%%

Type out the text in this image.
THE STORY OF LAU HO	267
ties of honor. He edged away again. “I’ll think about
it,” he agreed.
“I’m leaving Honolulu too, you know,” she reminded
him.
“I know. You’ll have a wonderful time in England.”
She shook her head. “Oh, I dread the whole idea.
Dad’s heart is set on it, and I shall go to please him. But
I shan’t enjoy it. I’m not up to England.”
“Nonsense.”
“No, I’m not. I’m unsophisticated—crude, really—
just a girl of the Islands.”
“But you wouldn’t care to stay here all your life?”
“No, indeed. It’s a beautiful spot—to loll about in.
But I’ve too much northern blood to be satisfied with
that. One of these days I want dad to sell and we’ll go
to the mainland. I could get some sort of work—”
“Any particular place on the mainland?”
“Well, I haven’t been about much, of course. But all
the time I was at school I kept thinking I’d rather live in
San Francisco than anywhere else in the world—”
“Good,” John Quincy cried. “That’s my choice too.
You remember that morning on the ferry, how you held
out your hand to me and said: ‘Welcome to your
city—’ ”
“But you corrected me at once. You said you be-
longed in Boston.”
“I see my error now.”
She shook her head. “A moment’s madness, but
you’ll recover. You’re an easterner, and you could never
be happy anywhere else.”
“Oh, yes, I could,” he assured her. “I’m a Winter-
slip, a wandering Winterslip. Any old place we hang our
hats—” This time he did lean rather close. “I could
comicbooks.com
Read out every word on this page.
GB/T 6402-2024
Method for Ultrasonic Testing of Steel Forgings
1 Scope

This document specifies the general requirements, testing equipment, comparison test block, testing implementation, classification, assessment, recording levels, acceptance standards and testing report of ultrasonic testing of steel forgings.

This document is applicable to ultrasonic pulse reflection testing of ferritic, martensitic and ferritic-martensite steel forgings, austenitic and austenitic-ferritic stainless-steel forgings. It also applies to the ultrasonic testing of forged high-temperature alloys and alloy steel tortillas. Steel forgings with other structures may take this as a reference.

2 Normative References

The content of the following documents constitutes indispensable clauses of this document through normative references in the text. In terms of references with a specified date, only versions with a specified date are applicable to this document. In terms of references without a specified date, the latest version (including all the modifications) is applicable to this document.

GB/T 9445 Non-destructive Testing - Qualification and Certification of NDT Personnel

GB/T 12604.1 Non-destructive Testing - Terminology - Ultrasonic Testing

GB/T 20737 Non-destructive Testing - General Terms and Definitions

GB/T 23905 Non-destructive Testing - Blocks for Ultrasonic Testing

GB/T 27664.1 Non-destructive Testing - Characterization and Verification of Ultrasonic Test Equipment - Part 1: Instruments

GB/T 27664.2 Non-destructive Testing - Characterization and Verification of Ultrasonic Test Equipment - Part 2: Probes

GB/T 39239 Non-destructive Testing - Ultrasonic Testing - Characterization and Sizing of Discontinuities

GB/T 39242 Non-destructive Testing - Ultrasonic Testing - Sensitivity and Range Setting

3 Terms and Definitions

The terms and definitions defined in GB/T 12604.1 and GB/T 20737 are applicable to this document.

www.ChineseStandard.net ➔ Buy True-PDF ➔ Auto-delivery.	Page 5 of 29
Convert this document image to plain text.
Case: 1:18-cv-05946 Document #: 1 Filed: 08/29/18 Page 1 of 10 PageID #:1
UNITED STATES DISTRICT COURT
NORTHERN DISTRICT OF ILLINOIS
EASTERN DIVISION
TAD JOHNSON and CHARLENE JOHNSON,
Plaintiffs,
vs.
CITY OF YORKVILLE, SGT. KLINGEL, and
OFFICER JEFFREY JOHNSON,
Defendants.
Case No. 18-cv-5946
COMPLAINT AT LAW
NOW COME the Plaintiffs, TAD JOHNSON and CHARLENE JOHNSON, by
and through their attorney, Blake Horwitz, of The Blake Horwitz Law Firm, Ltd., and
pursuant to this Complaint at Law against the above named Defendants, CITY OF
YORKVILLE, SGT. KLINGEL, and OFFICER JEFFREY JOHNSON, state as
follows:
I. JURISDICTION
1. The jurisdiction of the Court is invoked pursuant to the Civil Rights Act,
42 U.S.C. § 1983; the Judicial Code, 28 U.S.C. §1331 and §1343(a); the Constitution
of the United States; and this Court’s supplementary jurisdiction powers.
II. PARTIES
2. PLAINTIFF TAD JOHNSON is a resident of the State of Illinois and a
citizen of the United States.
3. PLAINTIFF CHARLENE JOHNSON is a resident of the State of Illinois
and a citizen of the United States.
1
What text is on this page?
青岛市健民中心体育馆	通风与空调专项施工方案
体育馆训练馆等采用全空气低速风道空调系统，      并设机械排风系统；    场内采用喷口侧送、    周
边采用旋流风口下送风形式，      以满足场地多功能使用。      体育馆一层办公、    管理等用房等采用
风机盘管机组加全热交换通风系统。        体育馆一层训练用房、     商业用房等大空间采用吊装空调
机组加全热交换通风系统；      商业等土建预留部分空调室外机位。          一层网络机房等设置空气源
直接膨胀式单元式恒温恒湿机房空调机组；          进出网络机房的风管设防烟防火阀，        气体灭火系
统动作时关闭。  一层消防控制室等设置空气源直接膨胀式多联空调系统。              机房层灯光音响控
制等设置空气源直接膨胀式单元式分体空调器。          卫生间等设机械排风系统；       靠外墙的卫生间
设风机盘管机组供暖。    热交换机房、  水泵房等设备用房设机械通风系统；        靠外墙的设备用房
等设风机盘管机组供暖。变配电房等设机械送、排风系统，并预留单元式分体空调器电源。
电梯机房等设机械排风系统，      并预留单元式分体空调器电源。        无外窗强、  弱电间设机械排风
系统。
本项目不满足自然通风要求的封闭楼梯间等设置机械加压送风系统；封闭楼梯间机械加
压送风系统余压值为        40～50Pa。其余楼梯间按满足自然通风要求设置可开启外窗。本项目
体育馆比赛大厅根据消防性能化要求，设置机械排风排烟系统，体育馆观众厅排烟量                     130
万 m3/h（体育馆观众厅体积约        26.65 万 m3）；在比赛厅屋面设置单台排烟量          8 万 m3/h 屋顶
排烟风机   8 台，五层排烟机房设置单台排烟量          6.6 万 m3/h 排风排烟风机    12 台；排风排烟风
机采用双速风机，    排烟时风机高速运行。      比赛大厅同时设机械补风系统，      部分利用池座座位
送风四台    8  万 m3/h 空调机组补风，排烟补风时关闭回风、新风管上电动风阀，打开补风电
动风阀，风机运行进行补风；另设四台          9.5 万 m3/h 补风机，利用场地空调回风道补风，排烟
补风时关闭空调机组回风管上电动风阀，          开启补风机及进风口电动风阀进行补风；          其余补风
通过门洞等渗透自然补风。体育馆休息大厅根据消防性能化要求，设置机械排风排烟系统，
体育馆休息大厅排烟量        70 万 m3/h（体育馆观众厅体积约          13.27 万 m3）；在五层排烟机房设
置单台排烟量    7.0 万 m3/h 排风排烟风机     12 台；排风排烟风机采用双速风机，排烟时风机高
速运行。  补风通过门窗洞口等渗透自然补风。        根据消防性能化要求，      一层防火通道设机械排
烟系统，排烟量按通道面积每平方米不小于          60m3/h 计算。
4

%%

* **Instructions to follow**
Go over the data above and copy every line that has the word "your" in it.

* **Written solution**
“But you wouldn’t care to stay here all your life?”
out your hand to me and said: ‘Welcome to your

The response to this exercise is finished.